# EXERCISE DETAILS
From the entries below, gather each line containing the word "title".
— start SUPPLIED RECORDS —
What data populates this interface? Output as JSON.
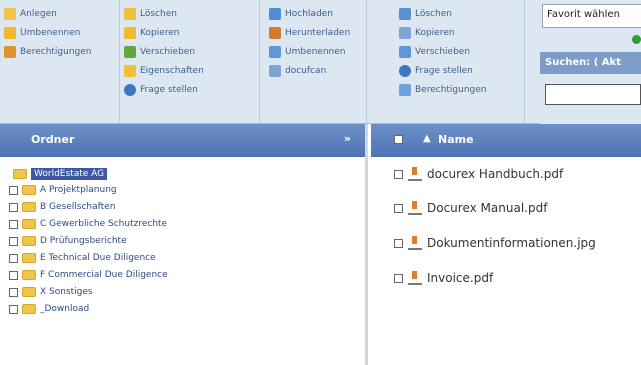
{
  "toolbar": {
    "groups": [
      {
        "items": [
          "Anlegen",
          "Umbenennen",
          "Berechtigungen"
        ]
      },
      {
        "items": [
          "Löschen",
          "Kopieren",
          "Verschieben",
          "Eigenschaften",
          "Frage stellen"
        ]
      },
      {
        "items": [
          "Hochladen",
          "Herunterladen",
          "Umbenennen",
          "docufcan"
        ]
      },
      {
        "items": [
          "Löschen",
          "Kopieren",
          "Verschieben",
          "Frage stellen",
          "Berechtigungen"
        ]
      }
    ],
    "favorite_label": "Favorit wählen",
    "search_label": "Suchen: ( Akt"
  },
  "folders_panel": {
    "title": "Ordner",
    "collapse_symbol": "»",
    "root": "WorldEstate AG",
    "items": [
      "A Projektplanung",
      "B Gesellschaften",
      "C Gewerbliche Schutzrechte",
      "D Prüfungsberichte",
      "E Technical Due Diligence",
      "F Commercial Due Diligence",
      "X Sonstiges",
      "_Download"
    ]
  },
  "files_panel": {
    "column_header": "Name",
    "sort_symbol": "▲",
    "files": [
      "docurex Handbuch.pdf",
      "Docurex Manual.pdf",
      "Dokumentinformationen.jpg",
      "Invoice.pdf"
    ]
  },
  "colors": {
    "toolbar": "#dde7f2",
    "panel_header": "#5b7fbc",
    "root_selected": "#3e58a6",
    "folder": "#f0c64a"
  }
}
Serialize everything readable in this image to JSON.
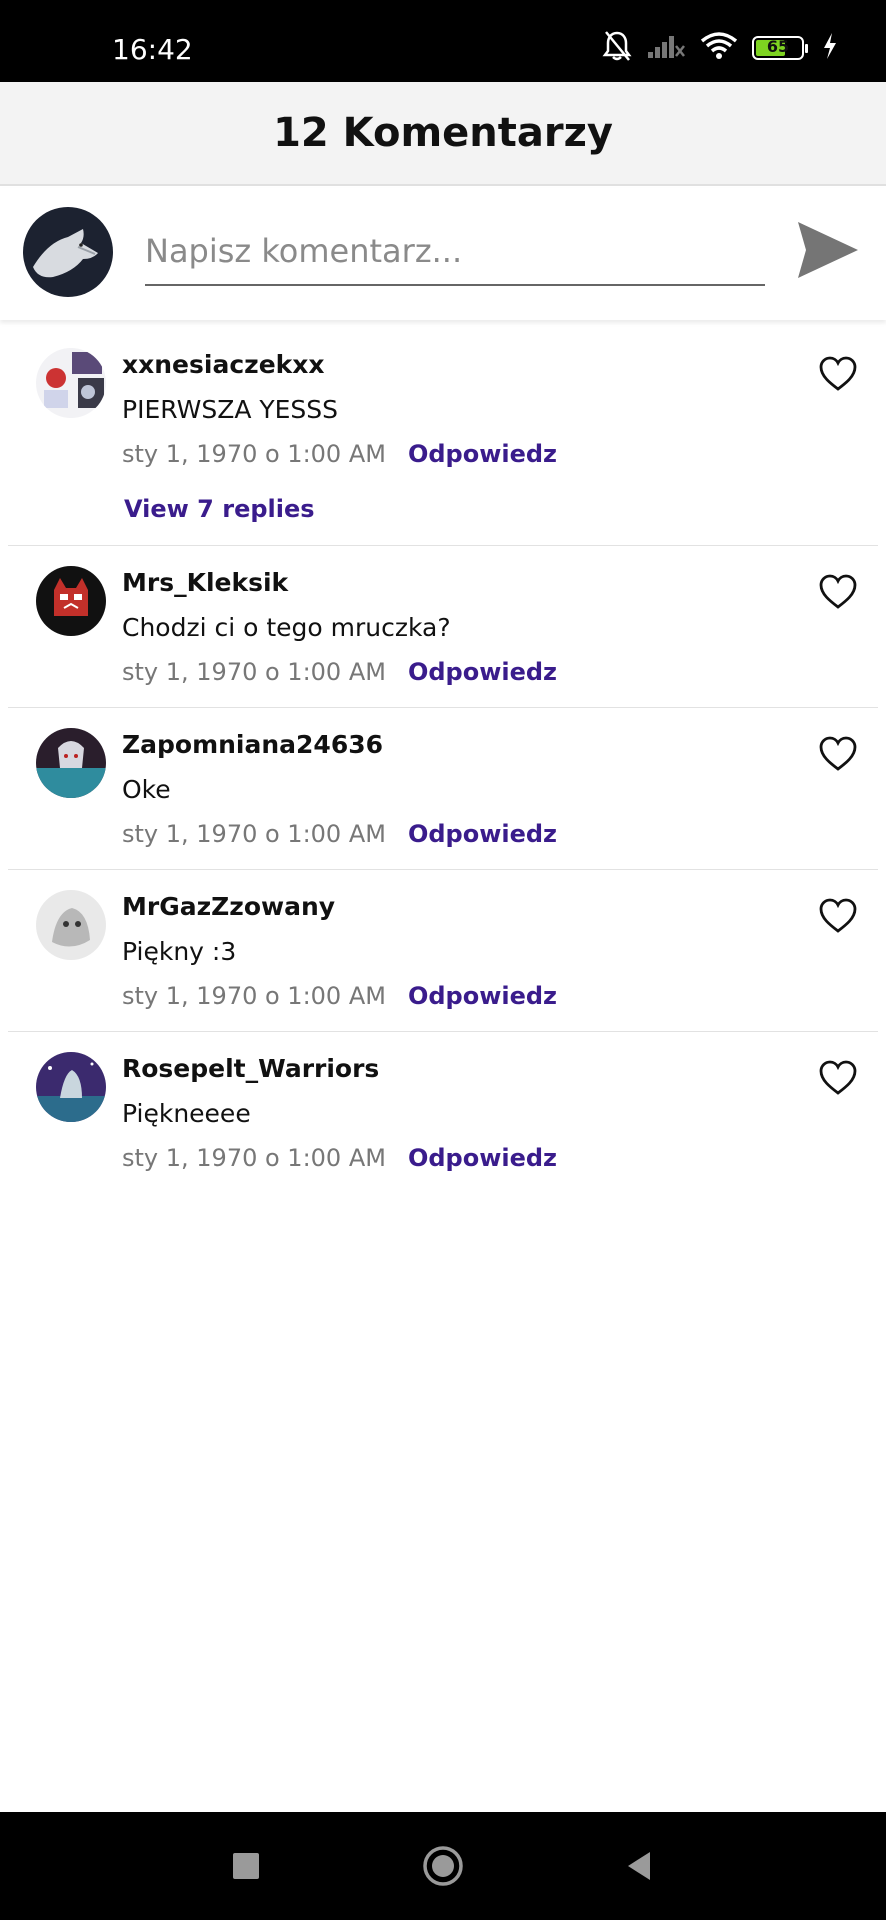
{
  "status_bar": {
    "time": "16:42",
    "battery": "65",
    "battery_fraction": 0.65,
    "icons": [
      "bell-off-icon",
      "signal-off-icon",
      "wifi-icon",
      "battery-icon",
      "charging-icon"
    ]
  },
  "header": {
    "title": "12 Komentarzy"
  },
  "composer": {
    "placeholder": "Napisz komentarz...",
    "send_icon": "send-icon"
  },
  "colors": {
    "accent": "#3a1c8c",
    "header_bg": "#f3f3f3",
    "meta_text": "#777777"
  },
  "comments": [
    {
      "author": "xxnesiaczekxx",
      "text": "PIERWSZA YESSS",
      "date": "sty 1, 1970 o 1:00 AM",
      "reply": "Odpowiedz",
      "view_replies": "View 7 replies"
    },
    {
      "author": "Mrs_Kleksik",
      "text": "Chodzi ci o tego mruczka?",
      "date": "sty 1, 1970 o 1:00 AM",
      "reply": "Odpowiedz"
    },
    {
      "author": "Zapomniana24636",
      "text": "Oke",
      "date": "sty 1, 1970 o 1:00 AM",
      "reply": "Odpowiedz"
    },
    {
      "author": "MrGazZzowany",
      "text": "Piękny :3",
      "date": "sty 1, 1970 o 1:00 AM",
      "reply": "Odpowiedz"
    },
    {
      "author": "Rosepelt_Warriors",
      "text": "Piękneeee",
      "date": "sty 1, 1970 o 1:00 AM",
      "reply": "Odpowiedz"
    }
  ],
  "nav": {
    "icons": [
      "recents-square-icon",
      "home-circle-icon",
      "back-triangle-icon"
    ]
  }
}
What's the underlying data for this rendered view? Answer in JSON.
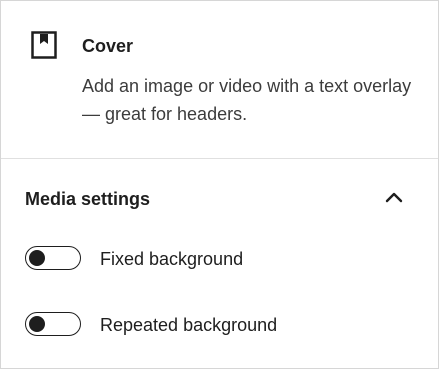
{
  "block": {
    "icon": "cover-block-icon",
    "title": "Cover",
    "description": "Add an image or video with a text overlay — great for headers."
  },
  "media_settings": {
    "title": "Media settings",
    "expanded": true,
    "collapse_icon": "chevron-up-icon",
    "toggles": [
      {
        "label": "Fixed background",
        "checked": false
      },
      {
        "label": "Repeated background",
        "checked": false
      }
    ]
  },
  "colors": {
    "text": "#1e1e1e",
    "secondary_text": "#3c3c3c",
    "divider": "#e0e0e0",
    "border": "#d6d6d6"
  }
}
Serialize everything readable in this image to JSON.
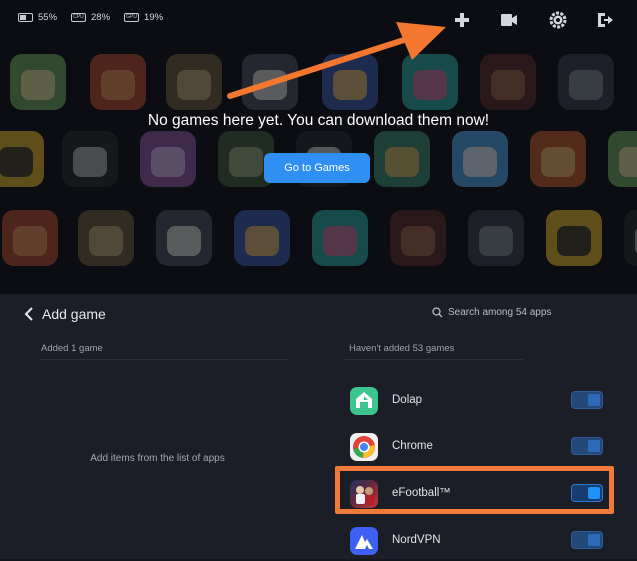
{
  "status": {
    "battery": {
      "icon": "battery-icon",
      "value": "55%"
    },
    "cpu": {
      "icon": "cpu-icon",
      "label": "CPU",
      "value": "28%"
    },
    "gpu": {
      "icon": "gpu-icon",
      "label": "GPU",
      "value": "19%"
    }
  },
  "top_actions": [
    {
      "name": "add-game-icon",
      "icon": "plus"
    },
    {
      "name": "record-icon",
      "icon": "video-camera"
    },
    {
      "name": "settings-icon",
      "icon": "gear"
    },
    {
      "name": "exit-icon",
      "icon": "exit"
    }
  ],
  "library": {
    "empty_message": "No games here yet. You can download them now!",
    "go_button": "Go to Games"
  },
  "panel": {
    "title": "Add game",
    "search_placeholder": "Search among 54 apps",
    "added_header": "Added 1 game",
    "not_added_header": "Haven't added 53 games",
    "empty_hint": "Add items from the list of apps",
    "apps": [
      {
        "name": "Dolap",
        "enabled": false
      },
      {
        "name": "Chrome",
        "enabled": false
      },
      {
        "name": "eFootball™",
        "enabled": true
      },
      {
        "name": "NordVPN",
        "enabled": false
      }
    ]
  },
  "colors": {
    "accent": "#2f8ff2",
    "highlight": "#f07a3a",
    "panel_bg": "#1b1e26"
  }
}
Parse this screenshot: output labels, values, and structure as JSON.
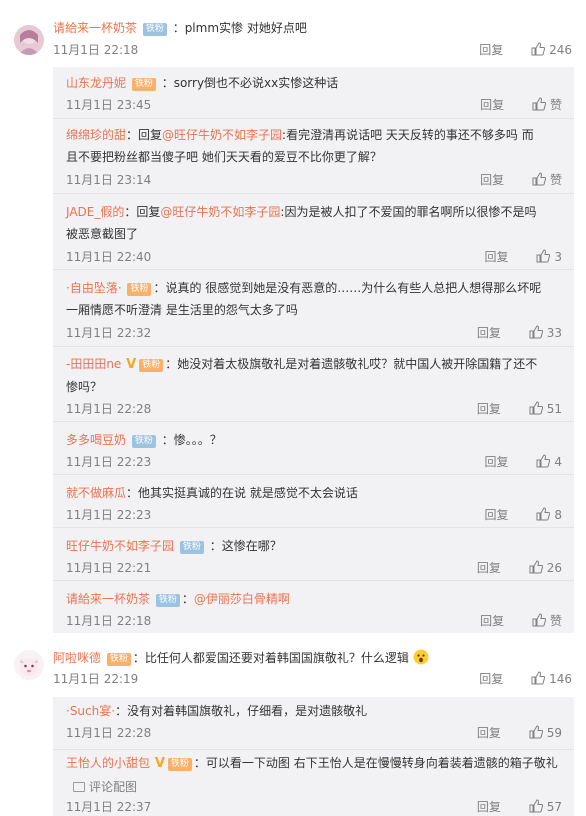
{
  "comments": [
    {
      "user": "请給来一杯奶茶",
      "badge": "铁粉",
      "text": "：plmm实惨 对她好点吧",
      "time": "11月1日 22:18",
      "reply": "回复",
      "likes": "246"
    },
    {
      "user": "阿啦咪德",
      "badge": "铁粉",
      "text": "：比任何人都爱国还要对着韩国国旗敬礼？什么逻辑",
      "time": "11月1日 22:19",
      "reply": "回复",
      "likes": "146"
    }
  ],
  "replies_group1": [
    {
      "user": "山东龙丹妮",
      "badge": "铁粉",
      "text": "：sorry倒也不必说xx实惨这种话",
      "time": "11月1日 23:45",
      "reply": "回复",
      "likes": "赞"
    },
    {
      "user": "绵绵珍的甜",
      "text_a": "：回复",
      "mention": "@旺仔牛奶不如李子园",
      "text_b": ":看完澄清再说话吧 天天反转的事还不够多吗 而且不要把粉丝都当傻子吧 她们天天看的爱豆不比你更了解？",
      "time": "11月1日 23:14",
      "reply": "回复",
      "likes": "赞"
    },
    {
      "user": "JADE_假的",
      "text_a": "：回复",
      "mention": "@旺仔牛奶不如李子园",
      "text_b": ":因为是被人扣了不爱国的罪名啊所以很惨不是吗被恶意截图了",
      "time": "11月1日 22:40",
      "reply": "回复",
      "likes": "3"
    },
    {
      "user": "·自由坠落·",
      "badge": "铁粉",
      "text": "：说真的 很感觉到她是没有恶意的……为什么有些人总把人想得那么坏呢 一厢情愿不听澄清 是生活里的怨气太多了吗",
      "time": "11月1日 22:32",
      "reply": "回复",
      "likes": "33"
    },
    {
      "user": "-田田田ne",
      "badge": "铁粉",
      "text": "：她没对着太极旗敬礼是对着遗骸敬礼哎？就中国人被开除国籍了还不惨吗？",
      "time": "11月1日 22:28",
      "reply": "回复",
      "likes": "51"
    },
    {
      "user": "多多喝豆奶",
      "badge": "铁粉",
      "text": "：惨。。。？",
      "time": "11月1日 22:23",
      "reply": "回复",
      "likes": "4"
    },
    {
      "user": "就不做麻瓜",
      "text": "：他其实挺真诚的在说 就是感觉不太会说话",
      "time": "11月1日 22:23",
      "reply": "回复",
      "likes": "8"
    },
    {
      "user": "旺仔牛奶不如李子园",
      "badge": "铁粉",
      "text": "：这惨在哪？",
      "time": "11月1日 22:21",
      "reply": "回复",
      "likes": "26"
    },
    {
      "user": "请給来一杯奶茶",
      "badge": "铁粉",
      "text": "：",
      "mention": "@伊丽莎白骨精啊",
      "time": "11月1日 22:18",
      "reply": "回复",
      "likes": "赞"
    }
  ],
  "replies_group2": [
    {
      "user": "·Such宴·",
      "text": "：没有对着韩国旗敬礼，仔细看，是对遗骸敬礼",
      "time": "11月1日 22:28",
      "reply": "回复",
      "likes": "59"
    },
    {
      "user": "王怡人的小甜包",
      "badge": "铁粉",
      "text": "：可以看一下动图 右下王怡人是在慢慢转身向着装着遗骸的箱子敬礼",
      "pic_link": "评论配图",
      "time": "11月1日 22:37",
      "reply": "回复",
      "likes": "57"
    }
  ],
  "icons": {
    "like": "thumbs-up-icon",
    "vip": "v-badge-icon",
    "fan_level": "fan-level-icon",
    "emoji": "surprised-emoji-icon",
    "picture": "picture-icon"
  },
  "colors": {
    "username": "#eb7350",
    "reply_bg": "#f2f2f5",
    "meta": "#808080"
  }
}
— end SUPPLIED RECORDS —
# FULL SOLUTION
    "title": "Ordner",
    "title": "12 Komentarzy"
    "title": "Cover",
    "title": "Media settings",
    "title": "Add game",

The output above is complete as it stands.